### REQUEST
Every entry must be duplicated precisely as written.

====== INFORMATION PROVIDED

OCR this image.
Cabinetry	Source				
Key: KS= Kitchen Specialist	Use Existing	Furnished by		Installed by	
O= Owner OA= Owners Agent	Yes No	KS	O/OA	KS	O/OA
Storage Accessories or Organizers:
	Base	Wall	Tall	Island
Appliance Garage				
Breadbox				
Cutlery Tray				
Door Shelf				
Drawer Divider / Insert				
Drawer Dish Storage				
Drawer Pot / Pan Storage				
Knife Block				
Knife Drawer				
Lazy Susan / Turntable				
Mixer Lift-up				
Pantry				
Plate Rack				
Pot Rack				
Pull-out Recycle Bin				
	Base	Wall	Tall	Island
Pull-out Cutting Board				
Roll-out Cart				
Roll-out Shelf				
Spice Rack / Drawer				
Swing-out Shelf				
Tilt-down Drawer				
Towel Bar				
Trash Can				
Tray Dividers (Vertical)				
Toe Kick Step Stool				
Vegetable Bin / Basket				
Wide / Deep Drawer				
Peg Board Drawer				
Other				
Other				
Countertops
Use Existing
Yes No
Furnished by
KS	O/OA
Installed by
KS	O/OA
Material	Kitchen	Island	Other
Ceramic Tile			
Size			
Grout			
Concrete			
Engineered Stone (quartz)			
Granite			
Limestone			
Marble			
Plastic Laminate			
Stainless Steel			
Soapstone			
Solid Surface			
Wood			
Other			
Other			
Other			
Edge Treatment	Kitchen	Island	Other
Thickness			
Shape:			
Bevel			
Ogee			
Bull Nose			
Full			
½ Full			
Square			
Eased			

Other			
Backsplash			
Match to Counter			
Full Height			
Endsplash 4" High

============

### SOLUTION
OCR this image.
Cabinetry	Source				
Key: KS= Kitchen Specialist	Use Existing	Furnished by		Installed by	
O= Owner OA= Owners Agent	Yes No	KS	O/OA	KS	O/OA
Storage Accessories or Organizers:
	Base	Wall	Tall	Island
Appliance Garage				
Breadbox				
Cutlery Tray				
Door Shelf				
Drawer Divider / Insert				
Drawer Dish Storage				
Drawer Pot / Pan Storage				
Knife Block				
Knife Drawer				
Lazy Susan / Turntable				
Mixer Lift-up				
Pantry				
Plate Rack				
Pot Rack				
Pull-out Recycle Bin				
	Base	Wall	Tall	Island
Pull-out Cutting Board				
Roll-out Cart				
Roll-out Shelf				
Spice Rack / Drawer				
Swing-out Shelf				
Tilt-down Drawer				
Towel Bar				
Trash Can				
Tray Dividers (Vertical)				
Toe Kick Step Stool				
Vegetable Bin / Basket				
Wide / Deep Drawer				
Peg Board Drawer				
Other				
Other				
Countertops
Use Existing
Yes No
Furnished by
KS	O/OA
Installed by
KS	O/OA
Material	Kitchen	Island	Other
Ceramic Tile			
Size			
Grout			
Concrete			
Engineered Stone (quartz)			
Granite			
Limestone			
Marble			
Plastic Laminate			
Stainless Steel			
Soapstone			
Solid Surface			
Wood			
Other			
Other			
Other			
Edge Treatment	Kitchen	Island	Other
Thickness			
Shape:			
Bevel			
Ogee			
Bull Nose			
Full			
½ Full			
Square			
Eased			

Other			
Backsplash			
Match to Counter			
Full Height			
Endsplash 4" High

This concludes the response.